* SHORT TASK *
Without the pictures, reproduce the records that follow exactly.

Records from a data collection
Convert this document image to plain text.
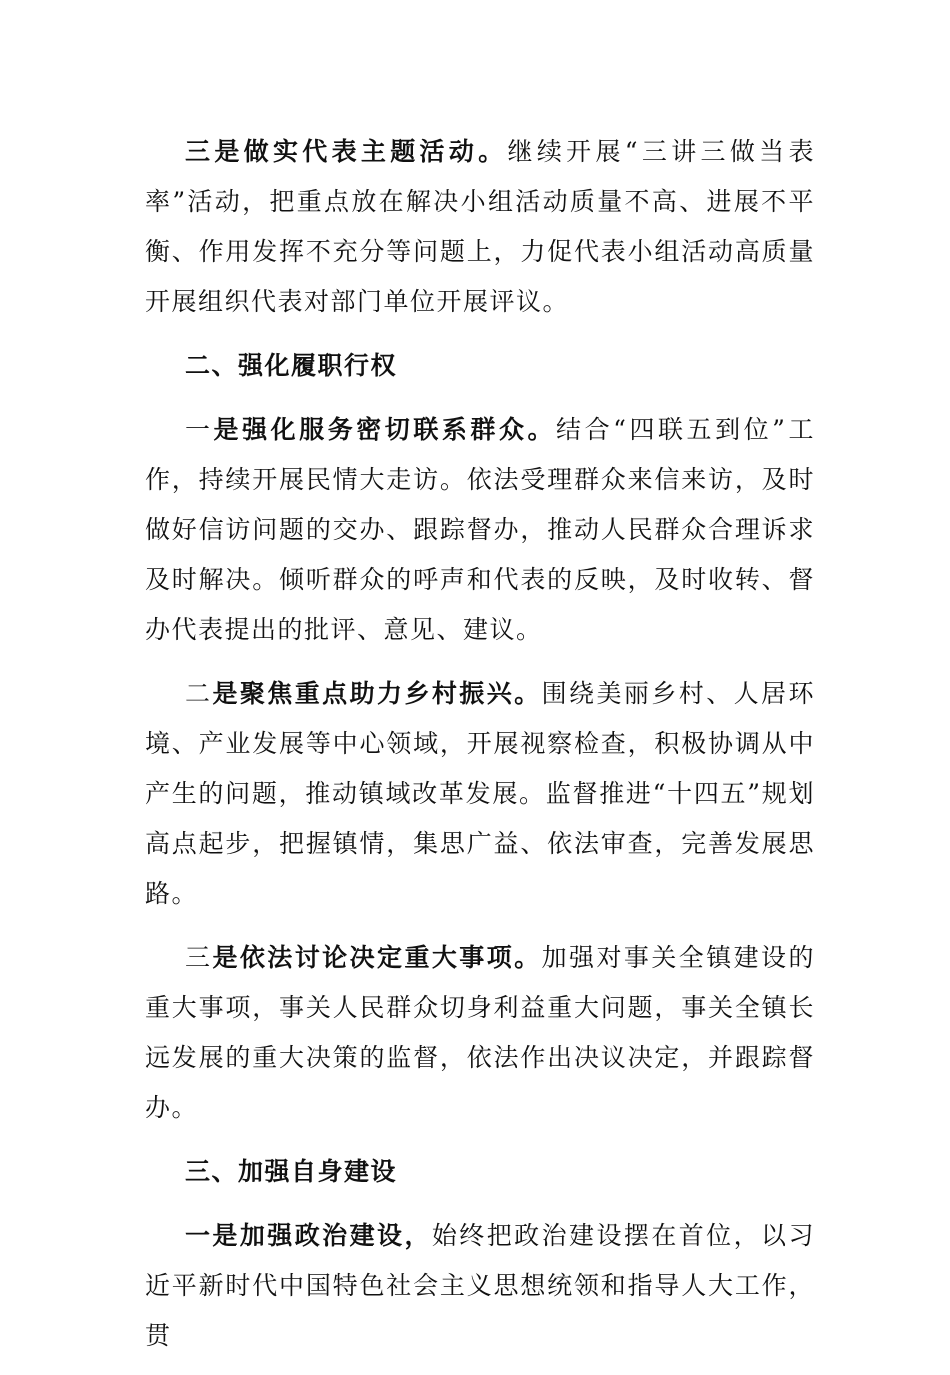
三是做实代表主题活动。继续开展“三讲三做当表率”活动，把重点放在解决小组活动质量不高、进展不平衡、作用发挥不充分等问题上，力促代表小组活动高质量开展组织代表对部门单位开展评议。

二、强化履职行权

一是强化服务密切联系群众。结合“四联五到位”工作，持续开展民情大走访。依法受理群众来信来访，及时做好信访问题的交办、跟踪督办，推动人民群众合理诉求及时解决。倾听群众的呼声和代表的反映，及时收转、督办代表提出的批评、意见、建议。

二是聚焦重点助力乡村振兴。围绕美丽乡村、人居环境、产业发展等中心领域，开展视察检查，积极协调从中产生的问题，推动镇域改革发展。监督推进“十四五”规划高点起步，把握镇情，集思广益、依法审查，完善发展思路。

三是依法讨论决定重大事项。加强对事关全镇建设的重大事项，事关人民群众切身利益重大问题，事关全镇长远发展的重大决策的监督，依法作出决议决定，并跟踪督办。

三、加强自身建设

一是加强政治建设，始终把政治建设摆在首位，以习近平新时代中国特色社会主义思想统领和指导人大工作，贯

* ANSWER FOR THE TASK *
Convert this document image to plain text.
三是做实代表主题活动。继续开展“三讲三做当表率”活动，把重点放在解决小组活动质量不高、进展不平衡、作用发挥不充分等问题上，力促代表小组活动高质量开展组织代表对部门单位开展评议。

二、强化履职行权

一是强化服务密切联系群众。结合“四联五到位”工作，持续开展民情大走访。依法受理群众来信来访，及时做好信访问题的交办、跟踪督办，推动人民群众合理诉求及时解决。倾听群众的呼声和代表的反映，及时收转、督办代表提出的批评、意见、建议。

二是聚焦重点助力乡村振兴。围绕美丽乡村、人居环境、产业发展等中心领域，开展视察检查，积极协调从中产生的问题，推动镇域改革发展。监督推进“十四五”规划高点起步，把握镇情，集思广益、依法审查，完善发展思路。

三是依法讨论决定重大事项。加强对事关全镇建设的重大事项，事关人民群众切身利益重大问题，事关全镇长远发展的重大决策的监督，依法作出决议决定，并跟踪督办。

三、加强自身建设

一是加强政治建设，始终把政治建设摆在首位，以习近平新时代中国特色社会主义思想统领和指导人大工作，贯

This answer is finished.